■ **Description of the task**
Scan the lines below for the string "DegMin" and copy every one that has it.

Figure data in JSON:
--
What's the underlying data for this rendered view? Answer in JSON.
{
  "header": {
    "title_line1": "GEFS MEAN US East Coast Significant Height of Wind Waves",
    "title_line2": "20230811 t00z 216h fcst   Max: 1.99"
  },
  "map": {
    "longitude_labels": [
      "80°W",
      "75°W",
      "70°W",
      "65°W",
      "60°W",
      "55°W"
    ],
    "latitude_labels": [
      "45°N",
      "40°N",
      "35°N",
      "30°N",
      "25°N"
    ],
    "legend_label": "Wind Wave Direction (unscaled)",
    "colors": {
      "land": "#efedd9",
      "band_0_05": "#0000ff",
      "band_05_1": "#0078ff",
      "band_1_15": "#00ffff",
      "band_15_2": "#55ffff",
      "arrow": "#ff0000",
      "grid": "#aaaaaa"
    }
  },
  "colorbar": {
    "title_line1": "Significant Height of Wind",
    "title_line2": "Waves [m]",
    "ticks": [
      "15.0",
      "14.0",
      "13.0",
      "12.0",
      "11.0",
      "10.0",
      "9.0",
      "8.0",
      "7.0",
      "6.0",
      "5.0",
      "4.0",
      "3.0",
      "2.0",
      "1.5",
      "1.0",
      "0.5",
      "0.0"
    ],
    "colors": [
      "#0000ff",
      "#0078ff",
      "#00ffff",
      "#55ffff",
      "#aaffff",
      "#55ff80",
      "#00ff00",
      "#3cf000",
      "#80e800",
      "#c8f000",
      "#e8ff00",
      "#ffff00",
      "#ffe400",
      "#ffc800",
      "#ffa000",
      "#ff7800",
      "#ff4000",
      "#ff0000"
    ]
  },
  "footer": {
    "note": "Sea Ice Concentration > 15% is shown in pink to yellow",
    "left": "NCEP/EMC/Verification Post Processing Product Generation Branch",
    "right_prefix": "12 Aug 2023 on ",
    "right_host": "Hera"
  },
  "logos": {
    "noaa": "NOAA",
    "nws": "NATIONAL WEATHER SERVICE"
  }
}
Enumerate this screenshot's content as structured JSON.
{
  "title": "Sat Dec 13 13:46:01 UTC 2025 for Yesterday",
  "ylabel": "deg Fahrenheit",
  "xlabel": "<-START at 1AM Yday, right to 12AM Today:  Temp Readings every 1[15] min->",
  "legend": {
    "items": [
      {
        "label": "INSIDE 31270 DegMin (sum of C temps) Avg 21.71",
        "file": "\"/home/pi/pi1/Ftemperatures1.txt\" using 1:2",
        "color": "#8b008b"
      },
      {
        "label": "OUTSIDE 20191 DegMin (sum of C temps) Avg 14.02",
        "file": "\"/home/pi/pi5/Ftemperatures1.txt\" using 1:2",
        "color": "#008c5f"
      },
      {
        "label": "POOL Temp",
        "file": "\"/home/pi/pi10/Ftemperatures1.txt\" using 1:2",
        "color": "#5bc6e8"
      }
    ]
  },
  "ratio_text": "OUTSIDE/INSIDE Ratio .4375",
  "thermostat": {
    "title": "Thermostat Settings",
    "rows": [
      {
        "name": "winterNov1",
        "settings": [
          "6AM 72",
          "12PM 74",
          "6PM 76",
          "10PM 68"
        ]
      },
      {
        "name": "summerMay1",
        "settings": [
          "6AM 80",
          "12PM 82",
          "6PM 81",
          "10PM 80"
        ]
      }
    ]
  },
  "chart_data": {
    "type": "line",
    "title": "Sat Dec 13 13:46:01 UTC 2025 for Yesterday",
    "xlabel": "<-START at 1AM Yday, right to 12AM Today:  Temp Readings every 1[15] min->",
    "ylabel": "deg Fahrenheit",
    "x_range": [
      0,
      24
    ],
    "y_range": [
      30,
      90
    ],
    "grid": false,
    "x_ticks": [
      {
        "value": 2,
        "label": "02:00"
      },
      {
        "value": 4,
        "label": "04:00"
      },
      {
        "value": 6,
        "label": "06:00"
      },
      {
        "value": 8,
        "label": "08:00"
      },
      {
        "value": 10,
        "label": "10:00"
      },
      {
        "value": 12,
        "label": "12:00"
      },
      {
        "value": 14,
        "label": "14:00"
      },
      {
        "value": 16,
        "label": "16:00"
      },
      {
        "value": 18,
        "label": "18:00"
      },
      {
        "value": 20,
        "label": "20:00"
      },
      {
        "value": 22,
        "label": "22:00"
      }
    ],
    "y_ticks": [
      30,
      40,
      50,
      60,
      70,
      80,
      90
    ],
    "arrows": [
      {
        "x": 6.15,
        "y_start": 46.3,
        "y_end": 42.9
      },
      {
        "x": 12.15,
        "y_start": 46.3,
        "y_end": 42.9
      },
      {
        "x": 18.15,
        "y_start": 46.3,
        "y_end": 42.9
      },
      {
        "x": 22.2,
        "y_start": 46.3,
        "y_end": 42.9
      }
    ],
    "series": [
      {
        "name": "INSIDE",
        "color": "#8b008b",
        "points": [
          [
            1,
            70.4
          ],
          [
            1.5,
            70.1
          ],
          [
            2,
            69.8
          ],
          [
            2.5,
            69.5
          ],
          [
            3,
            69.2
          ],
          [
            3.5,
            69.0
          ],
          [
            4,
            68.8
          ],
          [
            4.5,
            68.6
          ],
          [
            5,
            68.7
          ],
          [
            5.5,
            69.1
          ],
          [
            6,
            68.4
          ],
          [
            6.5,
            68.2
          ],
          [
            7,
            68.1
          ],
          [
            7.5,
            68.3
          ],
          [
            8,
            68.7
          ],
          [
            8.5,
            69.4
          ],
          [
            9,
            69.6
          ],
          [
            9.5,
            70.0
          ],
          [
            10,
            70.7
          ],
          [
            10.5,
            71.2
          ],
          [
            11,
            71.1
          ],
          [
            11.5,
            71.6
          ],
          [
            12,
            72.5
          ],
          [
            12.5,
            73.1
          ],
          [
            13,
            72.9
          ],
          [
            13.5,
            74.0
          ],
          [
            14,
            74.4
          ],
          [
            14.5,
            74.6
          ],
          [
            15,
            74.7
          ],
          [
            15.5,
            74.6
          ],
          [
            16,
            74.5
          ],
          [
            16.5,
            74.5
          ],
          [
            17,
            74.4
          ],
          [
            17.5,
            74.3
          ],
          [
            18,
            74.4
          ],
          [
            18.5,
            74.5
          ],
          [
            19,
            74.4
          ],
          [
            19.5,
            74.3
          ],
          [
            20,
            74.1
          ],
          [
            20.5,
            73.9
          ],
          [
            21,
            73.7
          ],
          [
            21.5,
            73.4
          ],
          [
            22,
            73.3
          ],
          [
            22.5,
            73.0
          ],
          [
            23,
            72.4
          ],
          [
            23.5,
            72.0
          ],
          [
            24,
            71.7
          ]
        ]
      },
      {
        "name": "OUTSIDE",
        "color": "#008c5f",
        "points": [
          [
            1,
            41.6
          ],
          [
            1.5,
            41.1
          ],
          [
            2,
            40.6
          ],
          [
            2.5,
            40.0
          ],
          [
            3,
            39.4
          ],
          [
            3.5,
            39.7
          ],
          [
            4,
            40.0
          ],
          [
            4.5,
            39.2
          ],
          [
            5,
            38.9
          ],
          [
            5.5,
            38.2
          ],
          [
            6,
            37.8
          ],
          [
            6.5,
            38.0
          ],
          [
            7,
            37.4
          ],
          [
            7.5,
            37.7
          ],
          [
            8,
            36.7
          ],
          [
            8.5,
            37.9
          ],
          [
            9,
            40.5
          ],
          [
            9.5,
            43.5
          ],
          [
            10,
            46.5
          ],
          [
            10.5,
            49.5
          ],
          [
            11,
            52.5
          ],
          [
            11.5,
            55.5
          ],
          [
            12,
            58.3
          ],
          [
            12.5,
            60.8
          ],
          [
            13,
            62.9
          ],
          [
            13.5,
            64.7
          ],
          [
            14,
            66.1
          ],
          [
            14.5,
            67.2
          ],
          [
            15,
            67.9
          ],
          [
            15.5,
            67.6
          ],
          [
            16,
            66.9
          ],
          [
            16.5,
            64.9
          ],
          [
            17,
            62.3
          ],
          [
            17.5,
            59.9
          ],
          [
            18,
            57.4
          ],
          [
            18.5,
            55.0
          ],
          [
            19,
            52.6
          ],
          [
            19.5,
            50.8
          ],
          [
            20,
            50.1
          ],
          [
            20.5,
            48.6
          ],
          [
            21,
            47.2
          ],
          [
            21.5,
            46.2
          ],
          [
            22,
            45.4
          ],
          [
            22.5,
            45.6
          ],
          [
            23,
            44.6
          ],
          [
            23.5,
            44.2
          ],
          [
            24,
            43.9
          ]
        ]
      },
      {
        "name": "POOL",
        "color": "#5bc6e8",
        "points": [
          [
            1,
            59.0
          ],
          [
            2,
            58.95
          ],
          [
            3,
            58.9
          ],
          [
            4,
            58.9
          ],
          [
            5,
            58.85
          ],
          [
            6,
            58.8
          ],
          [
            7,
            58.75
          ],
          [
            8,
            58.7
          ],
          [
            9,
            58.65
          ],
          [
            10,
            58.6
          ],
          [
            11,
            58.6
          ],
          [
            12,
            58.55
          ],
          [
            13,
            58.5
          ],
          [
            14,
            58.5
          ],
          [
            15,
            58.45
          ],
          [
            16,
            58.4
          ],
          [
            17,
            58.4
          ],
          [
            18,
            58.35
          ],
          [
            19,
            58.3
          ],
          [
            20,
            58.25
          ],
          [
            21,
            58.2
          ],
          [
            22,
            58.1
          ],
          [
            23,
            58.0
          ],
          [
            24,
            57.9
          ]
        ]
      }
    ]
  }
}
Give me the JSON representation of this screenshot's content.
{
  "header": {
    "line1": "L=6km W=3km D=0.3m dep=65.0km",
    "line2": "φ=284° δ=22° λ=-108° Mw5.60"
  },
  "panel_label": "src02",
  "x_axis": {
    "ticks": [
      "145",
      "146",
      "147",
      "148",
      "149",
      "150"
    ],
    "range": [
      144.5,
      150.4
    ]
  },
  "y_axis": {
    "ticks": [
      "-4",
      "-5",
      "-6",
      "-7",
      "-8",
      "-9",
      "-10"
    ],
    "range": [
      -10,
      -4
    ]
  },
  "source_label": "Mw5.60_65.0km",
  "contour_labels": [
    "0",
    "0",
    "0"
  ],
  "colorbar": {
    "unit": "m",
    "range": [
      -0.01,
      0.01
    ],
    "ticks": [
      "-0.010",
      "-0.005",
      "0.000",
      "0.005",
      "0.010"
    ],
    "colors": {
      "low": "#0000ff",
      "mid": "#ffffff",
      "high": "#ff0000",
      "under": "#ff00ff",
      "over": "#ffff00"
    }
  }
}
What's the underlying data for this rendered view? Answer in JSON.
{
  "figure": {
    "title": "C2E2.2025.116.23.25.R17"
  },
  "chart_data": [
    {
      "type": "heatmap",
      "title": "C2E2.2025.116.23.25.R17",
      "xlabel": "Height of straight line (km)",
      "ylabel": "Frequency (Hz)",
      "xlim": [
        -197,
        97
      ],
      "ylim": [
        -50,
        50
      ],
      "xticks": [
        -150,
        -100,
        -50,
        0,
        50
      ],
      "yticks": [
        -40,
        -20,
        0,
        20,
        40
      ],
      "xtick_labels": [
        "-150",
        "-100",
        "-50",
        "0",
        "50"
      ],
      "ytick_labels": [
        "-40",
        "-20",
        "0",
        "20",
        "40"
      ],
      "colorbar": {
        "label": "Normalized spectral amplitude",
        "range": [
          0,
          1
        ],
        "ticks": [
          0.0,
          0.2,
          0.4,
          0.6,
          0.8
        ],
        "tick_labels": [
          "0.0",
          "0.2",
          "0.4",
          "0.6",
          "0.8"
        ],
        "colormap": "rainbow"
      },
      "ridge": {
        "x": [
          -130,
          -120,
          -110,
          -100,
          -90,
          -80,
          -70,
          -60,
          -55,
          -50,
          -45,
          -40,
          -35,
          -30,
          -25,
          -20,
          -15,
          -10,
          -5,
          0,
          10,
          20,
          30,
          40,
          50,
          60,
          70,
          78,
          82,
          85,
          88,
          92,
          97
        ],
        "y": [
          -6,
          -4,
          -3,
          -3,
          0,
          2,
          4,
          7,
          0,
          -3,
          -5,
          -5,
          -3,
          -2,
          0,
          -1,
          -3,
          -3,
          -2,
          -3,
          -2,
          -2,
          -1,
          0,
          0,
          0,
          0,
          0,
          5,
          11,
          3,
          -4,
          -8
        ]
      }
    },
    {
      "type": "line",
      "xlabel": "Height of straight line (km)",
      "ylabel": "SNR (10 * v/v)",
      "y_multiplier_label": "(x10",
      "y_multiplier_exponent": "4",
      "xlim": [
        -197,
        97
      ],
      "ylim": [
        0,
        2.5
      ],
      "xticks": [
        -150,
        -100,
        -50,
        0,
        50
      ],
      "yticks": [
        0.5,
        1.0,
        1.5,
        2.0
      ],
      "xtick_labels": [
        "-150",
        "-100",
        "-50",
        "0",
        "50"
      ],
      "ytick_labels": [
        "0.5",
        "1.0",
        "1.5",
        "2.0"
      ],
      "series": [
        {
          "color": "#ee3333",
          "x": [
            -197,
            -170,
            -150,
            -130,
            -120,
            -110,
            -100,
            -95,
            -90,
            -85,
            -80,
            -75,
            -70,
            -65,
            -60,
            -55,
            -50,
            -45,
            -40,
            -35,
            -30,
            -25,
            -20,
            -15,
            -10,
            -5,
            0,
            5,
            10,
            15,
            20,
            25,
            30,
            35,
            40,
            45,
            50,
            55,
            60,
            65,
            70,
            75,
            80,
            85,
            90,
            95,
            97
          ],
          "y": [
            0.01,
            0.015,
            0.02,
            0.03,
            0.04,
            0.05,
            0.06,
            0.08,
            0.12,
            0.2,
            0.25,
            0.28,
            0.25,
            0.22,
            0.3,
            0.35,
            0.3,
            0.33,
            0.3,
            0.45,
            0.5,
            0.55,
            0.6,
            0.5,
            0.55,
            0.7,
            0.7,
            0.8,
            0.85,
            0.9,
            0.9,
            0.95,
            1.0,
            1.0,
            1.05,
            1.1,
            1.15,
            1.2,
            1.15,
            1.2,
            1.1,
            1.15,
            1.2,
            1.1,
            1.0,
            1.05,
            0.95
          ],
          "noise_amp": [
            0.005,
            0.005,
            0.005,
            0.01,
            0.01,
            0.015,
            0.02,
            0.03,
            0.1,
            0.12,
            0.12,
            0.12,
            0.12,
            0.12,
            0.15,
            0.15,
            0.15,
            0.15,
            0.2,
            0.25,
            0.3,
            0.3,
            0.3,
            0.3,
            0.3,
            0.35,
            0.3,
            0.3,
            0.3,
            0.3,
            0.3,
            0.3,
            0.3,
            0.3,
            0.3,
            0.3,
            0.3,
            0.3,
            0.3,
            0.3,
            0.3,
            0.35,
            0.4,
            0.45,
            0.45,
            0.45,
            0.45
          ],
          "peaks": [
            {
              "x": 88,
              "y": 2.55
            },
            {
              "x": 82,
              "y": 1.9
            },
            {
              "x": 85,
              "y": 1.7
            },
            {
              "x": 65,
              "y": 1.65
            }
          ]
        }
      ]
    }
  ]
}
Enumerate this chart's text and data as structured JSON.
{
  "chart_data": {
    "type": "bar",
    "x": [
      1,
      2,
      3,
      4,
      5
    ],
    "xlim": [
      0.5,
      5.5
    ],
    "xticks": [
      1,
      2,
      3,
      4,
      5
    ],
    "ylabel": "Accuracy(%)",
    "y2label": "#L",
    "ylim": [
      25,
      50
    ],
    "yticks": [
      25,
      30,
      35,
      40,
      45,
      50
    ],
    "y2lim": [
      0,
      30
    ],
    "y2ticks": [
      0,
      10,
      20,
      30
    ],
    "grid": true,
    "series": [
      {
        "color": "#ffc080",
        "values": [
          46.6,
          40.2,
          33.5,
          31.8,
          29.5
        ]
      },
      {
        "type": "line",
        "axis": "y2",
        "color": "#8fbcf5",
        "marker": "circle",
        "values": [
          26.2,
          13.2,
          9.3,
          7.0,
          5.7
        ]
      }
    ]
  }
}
--
■ **Result of this exercise**
        "label": "INSIDE 31270 DegMin (sum of C temps) Avg 21.71",
        "label": "OUTSIDE 20191 DegMin (sum of C temps) Avg 14.02",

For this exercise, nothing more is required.